== What you are asked to do ==
Copy out the rows word for word, beginning with the row that contains "586, 224, 613]" and ending with the row that contains "502, 604, 516]", with both of those rows included.

== Information provided ==
==============================
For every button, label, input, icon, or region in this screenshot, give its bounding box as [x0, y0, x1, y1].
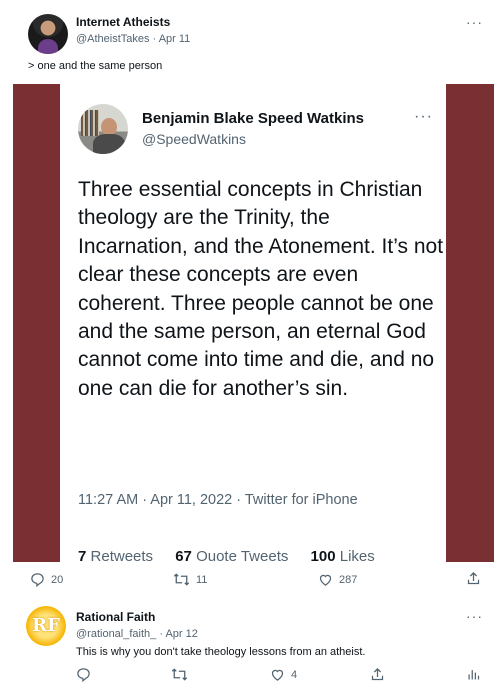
quotes-label: Ouote Tweets [196, 548, 289, 562]
retweets-label: Retweets [90, 548, 154, 562]
like-count: 287 [339, 573, 358, 586]
share-icon [370, 667, 385, 682]
avatar-rational-faith[interactable]: RF [26, 606, 66, 646]
share-button[interactable] [466, 571, 481, 586]
embedded-author-handle: @SpeedWatkins [142, 131, 246, 147]
reply-button[interactable]: 20 [30, 572, 63, 587]
quotes-count: 67 [175, 548, 192, 562]
author-name[interactable]: Rational Faith [76, 610, 155, 624]
embedded-author-name: Benjamin Blake Speed Watkins [142, 110, 365, 127]
author-name[interactable]: Internet Atheists [76, 15, 170, 29]
embedded-tweet-text: Three essential concepts in Christian th… [78, 178, 444, 400]
avatar-internet-atheists[interactable] [28, 14, 68, 54]
author-handle-date[interactable]: @rational_faith_ · Apr 12 [76, 628, 198, 640]
more-options-icon[interactable]: ··· [466, 14, 483, 30]
like-button[interactable]: 287 [318, 572, 357, 587]
embedded-tweet-stats: 7 Retweets 67 Ouote Tweets 100 Likes [78, 548, 375, 562]
retweet-button[interactable] [171, 667, 194, 682]
tweet-text: This is why you don't take theology less… [76, 646, 366, 658]
tweet-text: > one and the same person [28, 60, 163, 72]
reply-button[interactable] [76, 667, 97, 682]
reply-icon [30, 572, 45, 587]
share-icon [466, 571, 481, 586]
analytics-icon [466, 667, 481, 682]
like-icon [318, 572, 333, 587]
author-handle-date[interactable]: @AtheistTakes · Apr 11 [76, 33, 190, 45]
likes-label: Likes [339, 548, 375, 562]
embedded-tweet-meta: 11:27 AM · Apr 11, 2022 · Twitter for iP… [78, 492, 358, 508]
likes-count: 100 [310, 548, 336, 562]
embedded-tweet-screenshot: Benjamin Blake Speed Watkins @SpeedWatki… [60, 84, 446, 562]
tweet-media-image[interactable]: Benjamin Blake Speed Watkins @SpeedWatki… [13, 84, 494, 562]
like-icon [270, 667, 285, 682]
reply-icon [76, 667, 91, 682]
retweets-count: 7 [78, 548, 87, 562]
like-button[interactable]: 4 [270, 667, 297, 682]
embedded-more-icon: ··· [414, 108, 433, 125]
retweet-count: 11 [196, 573, 208, 586]
more-options-icon[interactable]: ··· [466, 608, 483, 624]
retweet-icon [171, 667, 188, 682]
embedded-avatar [78, 104, 128, 154]
retweet-button[interactable]: 11 [173, 572, 207, 587]
analytics-button[interactable] [466, 667, 481, 682]
share-button[interactable] [370, 667, 385, 682]
like-count: 4 [291, 668, 298, 681]
reply-count: 20 [51, 573, 64, 586]
retweet-icon [173, 572, 190, 587]
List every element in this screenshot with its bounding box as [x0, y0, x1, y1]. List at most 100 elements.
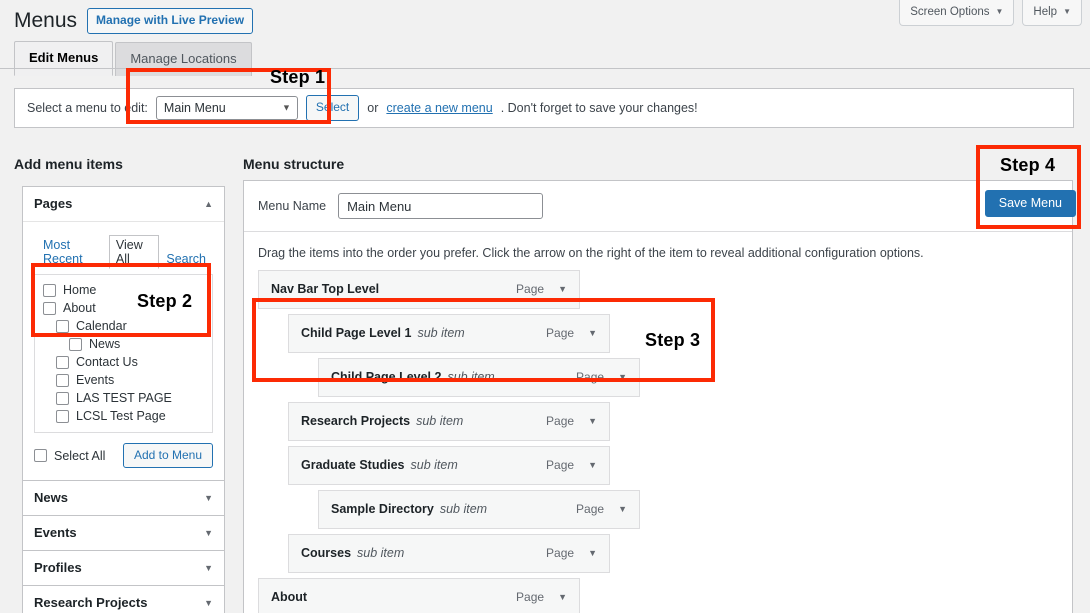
accordion-header-research-projects[interactable]: Research Projects ▼	[23, 586, 224, 613]
menu-item-subtitle: sub item	[411, 458, 458, 472]
chevron-down-icon[interactable]: ▼	[204, 528, 213, 538]
page-checkbox[interactable]	[56, 320, 69, 333]
menu-item-type: Page	[576, 370, 604, 384]
menu-item-meta: Page ▼	[546, 326, 597, 340]
menu-item-row[interactable]: Nav Bar Top Level Page ▼	[258, 270, 580, 309]
manage-with-live-preview-button[interactable]: Manage with Live Preview	[87, 8, 253, 34]
menu-item-row[interactable]: Research Projectssub item Page ▼	[288, 402, 610, 441]
accordion-body-pages: Most Recent View All Search Home About	[23, 222, 224, 480]
menu-item-meta: Page ▼	[516, 282, 567, 296]
list-item[interactable]: Contact Us	[43, 353, 204, 371]
menu-item-type: Page	[576, 502, 604, 516]
pages-checkbox-list: Home About Calendar News	[34, 274, 213, 433]
help-button[interactable]: Help ▼	[1022, 0, 1082, 26]
accordion-header-news[interactable]: News ▼	[23, 481, 224, 515]
save-menu-button[interactable]: Save Menu	[985, 190, 1076, 217]
menu-item-row[interactable]: About Page ▼	[258, 578, 580, 613]
menu-item-title: Research Projects	[301, 414, 410, 428]
chevron-down-icon[interactable]: ▼	[588, 460, 597, 470]
tablink-search[interactable]: Search	[159, 250, 213, 268]
page-checkbox[interactable]	[43, 284, 56, 297]
menu-structure-panel: Menu Name Drag the items into the order …	[243, 180, 1073, 613]
menu-item-meta: Page ▼	[576, 502, 627, 516]
menu-item-subtitle: sub item	[416, 414, 463, 428]
menu-item-type: Page	[546, 326, 574, 340]
menu-item-row[interactable]: Sample Directorysub item Page ▼	[318, 490, 640, 529]
menu-item-row[interactable]: Graduate Studies sub item Page ▼	[288, 446, 610, 485]
chevron-up-icon[interactable]: ▲	[204, 199, 213, 209]
menu-select[interactable]: Main Menu	[156, 96, 298, 120]
page-label: News	[89, 337, 120, 351]
tab-divider	[0, 68, 1090, 69]
list-item[interactable]: Events	[43, 371, 204, 389]
menu-item-row[interactable]: Child Page Level 1sub item Page ▼	[288, 314, 610, 353]
menu-items-list: Nav Bar Top Level Page ▼ Child Page Leve…	[244, 270, 1072, 613]
page-label: LCSL Test Page	[76, 409, 166, 423]
menu-item-meta: Page ▼	[576, 370, 627, 384]
or-text: or	[367, 101, 378, 115]
add-menu-items-panel: Pages ▲ Most Recent View All Search Home	[22, 186, 225, 613]
annotation-label-step-1: Step 1	[270, 67, 325, 88]
menu-item-meta: Page ▼	[516, 590, 567, 604]
list-item[interactable]: LAS TEST PAGE	[43, 389, 204, 407]
tab-manage-locations[interactable]: Manage Locations	[115, 42, 251, 76]
page-checkbox[interactable]	[56, 410, 69, 423]
select-button[interactable]: Select	[306, 95, 359, 121]
select-menu-bar: Select a menu to edit: Main Menu ▼ Selec…	[14, 88, 1074, 128]
accordion-pages: Pages ▲ Most Recent View All Search Home	[22, 186, 225, 480]
tablink-most-recent[interactable]: Most Recent	[36, 236, 109, 268]
menu-item-type: Page	[516, 590, 544, 604]
chevron-down-icon[interactable]: ▼	[558, 284, 567, 294]
accordion-news: News ▼	[22, 480, 225, 515]
page-checkbox[interactable]	[43, 302, 56, 315]
screen-options-button[interactable]: Screen Options ▼	[899, 0, 1014, 26]
page-checkbox[interactable]	[56, 374, 69, 387]
page-checkbox[interactable]	[56, 356, 69, 369]
list-item[interactable]: News	[43, 335, 204, 353]
menu-item-title: Graduate Studies	[301, 458, 405, 472]
chevron-down-icon[interactable]: ▼	[204, 493, 213, 503]
chevron-down-icon[interactable]: ▼	[588, 416, 597, 426]
page-checkbox[interactable]	[69, 338, 82, 351]
menu-name-input[interactable]	[338, 193, 543, 219]
menu-item-type: Page	[546, 546, 574, 560]
add-to-menu-button[interactable]: Add to Menu	[123, 443, 213, 468]
tablink-view-all[interactable]: View All	[109, 235, 160, 269]
menu-item-type: Page	[546, 458, 574, 472]
chevron-down-icon[interactable]: ▼	[204, 598, 213, 608]
accordion-header-pages[interactable]: Pages ▲	[23, 187, 224, 222]
accordion-header-profiles[interactable]: Profiles ▼	[23, 551, 224, 585]
accordion-header-events[interactable]: Events ▼	[23, 516, 224, 550]
create-new-menu-link[interactable]: create a new menu	[386, 101, 492, 115]
tab-edit-menus[interactable]: Edit Menus	[14, 41, 113, 76]
menu-item-title: Child Page Level 1	[301, 326, 411, 340]
chevron-down-icon[interactable]: ▼	[588, 548, 597, 558]
menu-item-subtitle: sub item	[447, 370, 494, 384]
chevron-down-icon[interactable]: ▼	[204, 563, 213, 573]
menu-item-row[interactable]: Child Page Level 2 sub item Page ▼	[318, 358, 640, 397]
chevron-down-icon[interactable]: ▼	[558, 592, 567, 602]
select-all-checkbox[interactable]	[34, 449, 47, 462]
accordion-profiles: Profiles ▼	[22, 550, 225, 585]
menu-item-title: Child Page Level 2	[331, 370, 441, 384]
menu-name-label: Menu Name	[258, 199, 326, 213]
page-header: Menus Manage with Live Preview	[14, 8, 253, 34]
chevron-down-icon[interactable]: ▼	[618, 504, 627, 514]
list-item[interactable]: Home	[43, 281, 204, 299]
page-title: Menus	[14, 8, 77, 33]
menu-item-subtitle: sub item	[357, 546, 404, 560]
chevron-down-icon[interactable]: ▼	[588, 328, 597, 338]
chevron-down-icon[interactable]: ▼	[618, 372, 627, 382]
menu-item-subtitle: sub item	[440, 502, 487, 516]
drag-hint-text: Drag the items into the order you prefer…	[244, 232, 1072, 270]
page-label: About	[63, 301, 96, 315]
menu-item-meta: Page ▼	[546, 458, 597, 472]
menu-item-title: Courses	[301, 546, 351, 560]
list-item[interactable]: About	[43, 299, 204, 317]
select-all-control[interactable]: Select All	[34, 449, 105, 463]
menu-item-row[interactable]: Courses sub item Page ▼	[288, 534, 610, 573]
list-item[interactable]: LCSL Test Page	[43, 407, 204, 425]
page-checkbox[interactable]	[56, 392, 69, 405]
add-menu-items-heading: Add menu items	[14, 156, 123, 172]
list-item[interactable]: Calendar	[43, 317, 204, 335]
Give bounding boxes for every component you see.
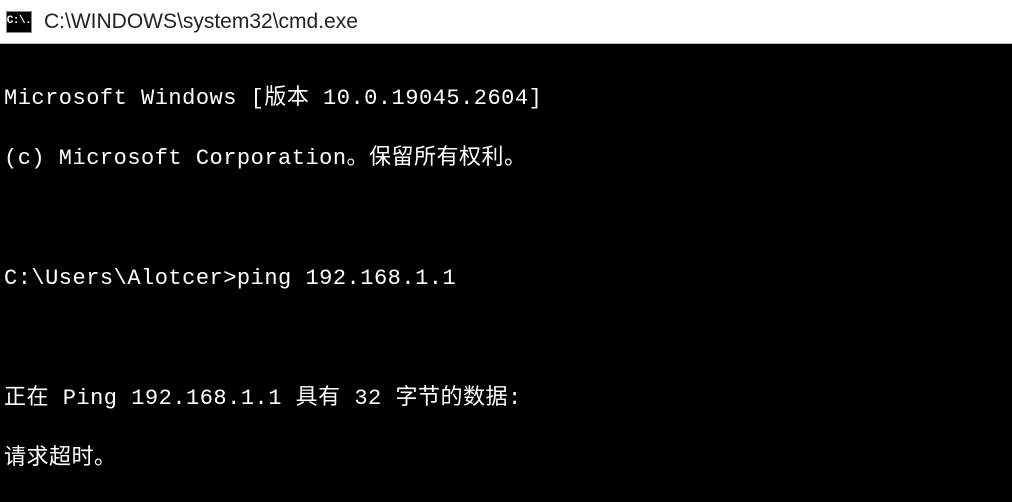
window-titlebar[interactable]: C:\. C:\WINDOWS\system32\cmd.exe [0, 0, 1012, 44]
ping-header: 正在 Ping 192.168.1.1 具有 32 字节的数据: [4, 384, 1008, 414]
cmd-icon: C:\. [6, 11, 32, 33]
window-title: C:\WINDOWS\system32\cmd.exe [44, 10, 358, 34]
output-line: (c) Microsoft Corporation。保留所有权利。 [4, 144, 1008, 174]
output-blank [4, 324, 1008, 354]
prompt-line: C:\Users\Alotcer>ping 192.168.1.1 [4, 264, 1008, 294]
terminal-output[interactable]: Microsoft Windows [版本 10.0.19045.2604] (… [0, 44, 1012, 502]
cmd-icon-text: C:\. [7, 16, 31, 27]
ping-timeout: 请求超时。 [4, 444, 1008, 474]
output-blank [4, 204, 1008, 234]
output-line: Microsoft Windows [版本 10.0.19045.2604] [4, 84, 1008, 114]
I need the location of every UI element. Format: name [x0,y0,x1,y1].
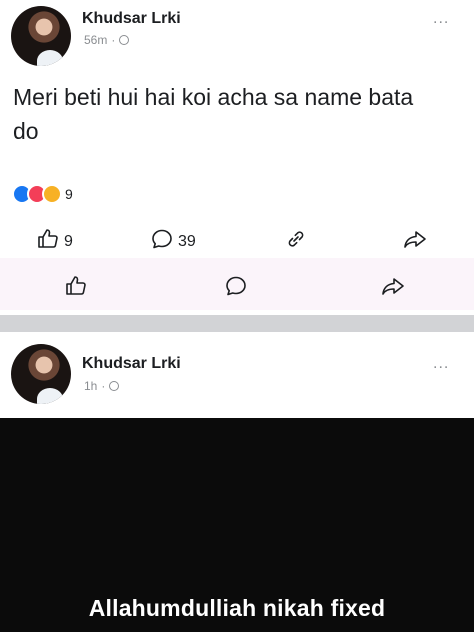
globe-icon [119,35,130,45]
post-text: Meri beti hui hai koi acha sa name bata … [13,84,414,144]
post-meta: 1h · [84,379,120,393]
share-icon [402,227,428,256]
meta-separator: · [111,33,116,47]
reactions-summary[interactable]: 9 [12,184,73,204]
reaction-count: 9 [65,186,73,202]
share-button-bottom[interactable] [380,274,406,303]
post-time[interactable]: 1h [84,379,97,393]
meta-separator: · [101,379,106,393]
comment-icon [150,227,174,256]
comment-icon [224,274,248,303]
post-time[interactable]: 56m [84,33,107,47]
like-count: 9 [64,232,73,250]
link-icon [284,227,308,256]
globe-icon [109,381,120,391]
feed-divider [0,315,474,332]
post-image[interactable]: Allahumdulliah nikah fixed [0,418,474,632]
copy-link-button[interactable] [284,227,308,256]
author-name[interactable]: Khudsar Lrki [82,355,181,373]
like-icon [64,274,88,303]
author-name[interactable]: Khudsar Lrki [82,10,181,28]
image-caption: Allahumdulliah nikah fixed [88,595,386,621]
share-button[interactable] [402,227,428,256]
avatar[interactable] [11,6,71,66]
post-card-1: Khudsar Lrki 56m · ... Meri beti hui hai… [0,0,474,315]
post-meta: 56m · [84,33,130,47]
comment-button[interactable] [224,274,248,303]
like-button[interactable] [64,274,88,303]
avatar[interactable] [11,344,71,404]
comment-count-button[interactable]: 39 [150,227,196,256]
like-icon [36,227,60,256]
more-options-button[interactable]: ... [433,355,449,373]
comment-count: 39 [178,232,196,250]
haha-reaction-icon [42,184,62,204]
share-icon [380,274,406,303]
like-count-button[interactable]: 9 [36,227,73,256]
more-options-button[interactable]: ... [433,10,449,28]
action-bar [0,258,474,310]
==============================
== Full solution ==
accordion-header-research-projects[interactable]: Research Projects ▼	[23, 586, 224, 613]
menu-item-subtitle: sub item	[411, 458, 458, 472]
chevron-down-icon[interactable]: ▼	[204, 528, 213, 538]
page-checkbox[interactable]	[56, 320, 69, 333]
menu-item-type: Page	[576, 370, 604, 384]
menu-item-meta: Page ▼	[546, 326, 597, 340]
menu-item-row[interactable]: Nav Bar Top Level Page ▼	[258, 270, 580, 309]
manage-with-live-preview-button[interactable]: Manage with Live Preview	[87, 8, 253, 34]
menu-item-row[interactable]: Research Projectssub item Page ▼	[288, 402, 610, 441]
accordion-body-pages: Most Recent View All Search Home About	[23, 222, 224, 480]
menu-item-meta: Page ▼	[516, 282, 567, 296]
list-item[interactable]: Contact Us	[43, 353, 204, 371]
menu-item-type: Page	[576, 502, 604, 516]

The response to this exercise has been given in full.